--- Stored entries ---
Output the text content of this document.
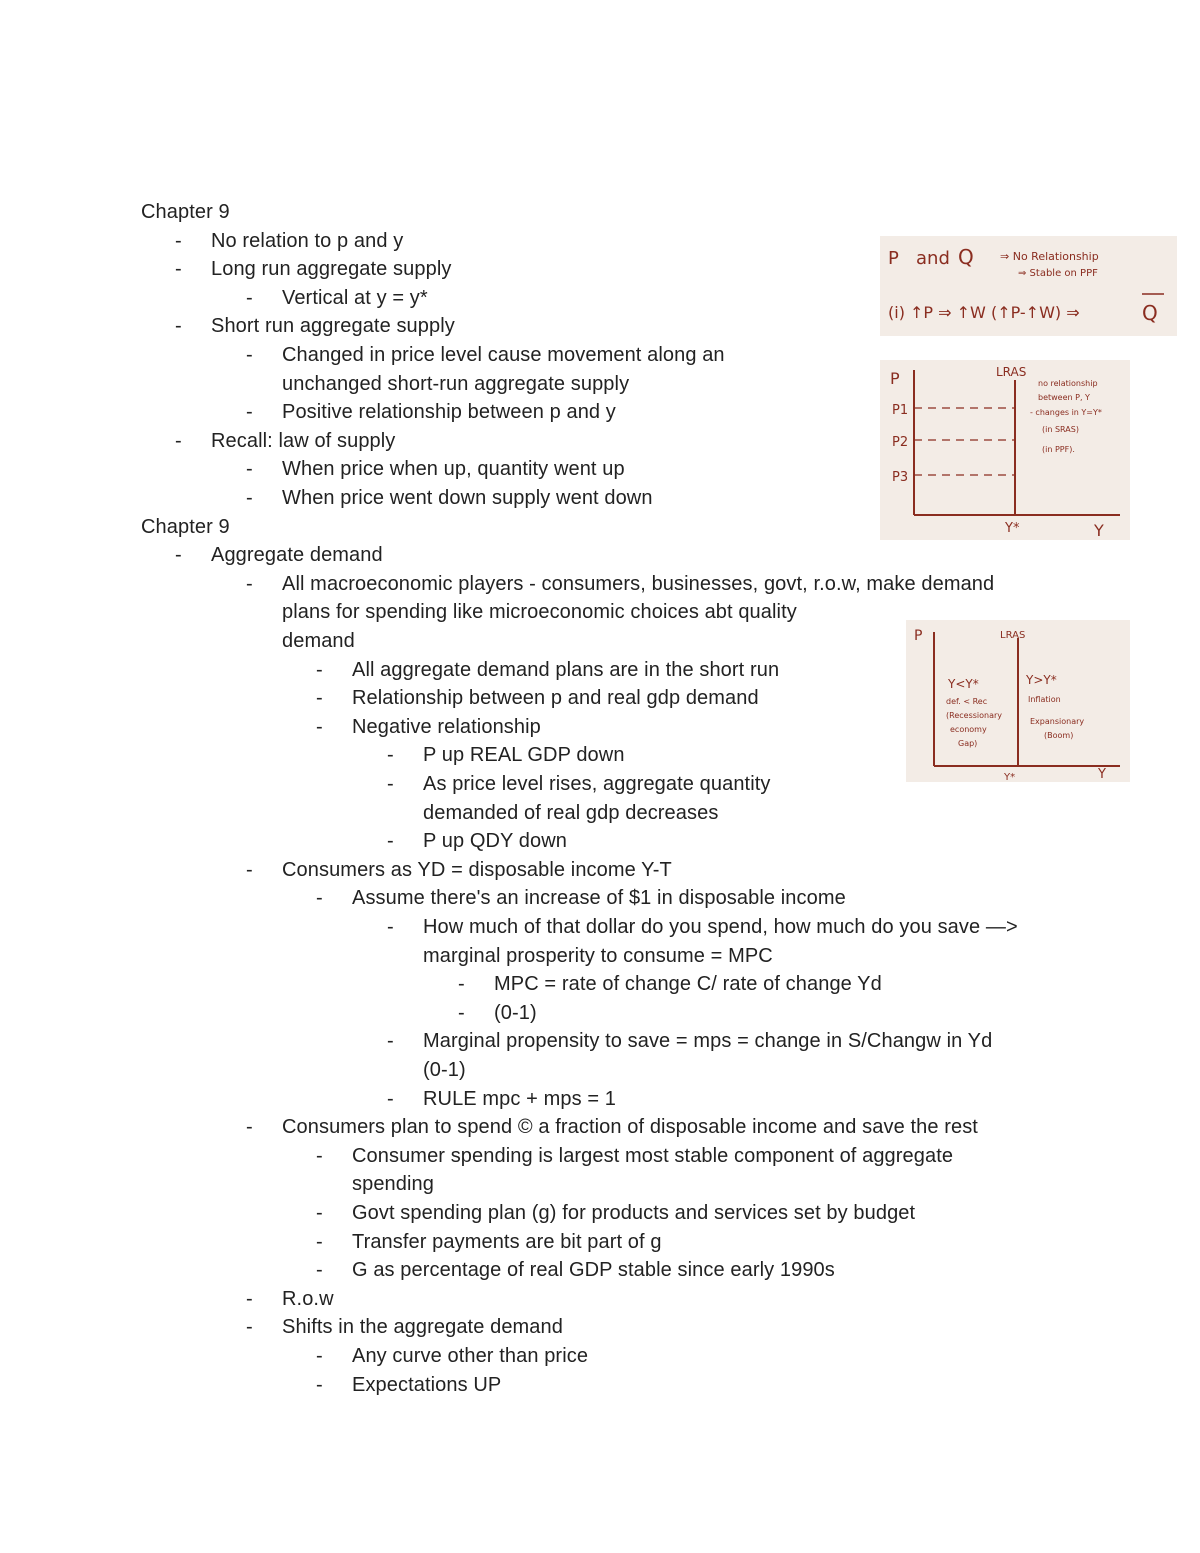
Chapter 9
- No relation to p and y
- Long run aggregate supply
- Vertical at y = y*
- Short run aggregate supply
- Changed in price level cause movement along an
unchanged short-run aggregate supply
- Positive relationship between p and y
- Recall: law of supply
- When price when up, quantity went up
- When price went down supply went down
Chapter 9
- Aggregate demand
- All macroeconomic players - consumers, businesses, govt, r.o.w, make demand
plans for spending like microeconomic choices abt quality
demand
- All aggregate demand plans are in the short run
- Relationship between p and real gdp demand
- Negative relationship
- P up REAL GDP down
- As price level rises, aggregate quantity
demanded of real gdp decreases
- P up QDY down
- Consumers as YD = disposable income Y-T
- Assume there's an increase of $1 in disposable income
- How much of that dollar do you spend, how much do you save —>
marginal prosperity to consume = MPC
- MPC = rate of change C/ rate of change Yd
- (0-1)
- Marginal propensity to save = mps = change in S/Changw in Yd
(0-1)
- RULE mpc + mps = 1
- Consumers plan to spend © a fraction of disposable income and save the rest
- Consumer spending is largest most stable component of aggregate
spending
- Govt spending plan (g) for products and services set by budget
- Transfer payments are bit part of g
- G as percentage of real GDP stable since early 1990s
- R.o.w
- Shifts in the aggregate demand
- Any curve other than price
- Expectations UP
P and Q ⇒ No Relationship
⇒ Stable on PPF
(i) ↑P ⇒ ↑W (↑P-↑W) ⇒	Q
LRAS
P
P1
P2
P3
Y*	Y
no relationship
between P, Y
- changes in Y=Y*
(in SRAS)
(in PPF).
P	LRAS
Y<Y*
def. < Rec
(Recessionary
economy
Gap)
Y>Y*
Inflation
Expansionary
(Boom)
Y*	Y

--- What is expected ---
For the data above, state only how many lines include the word "supply".

--- Exercise response ---
5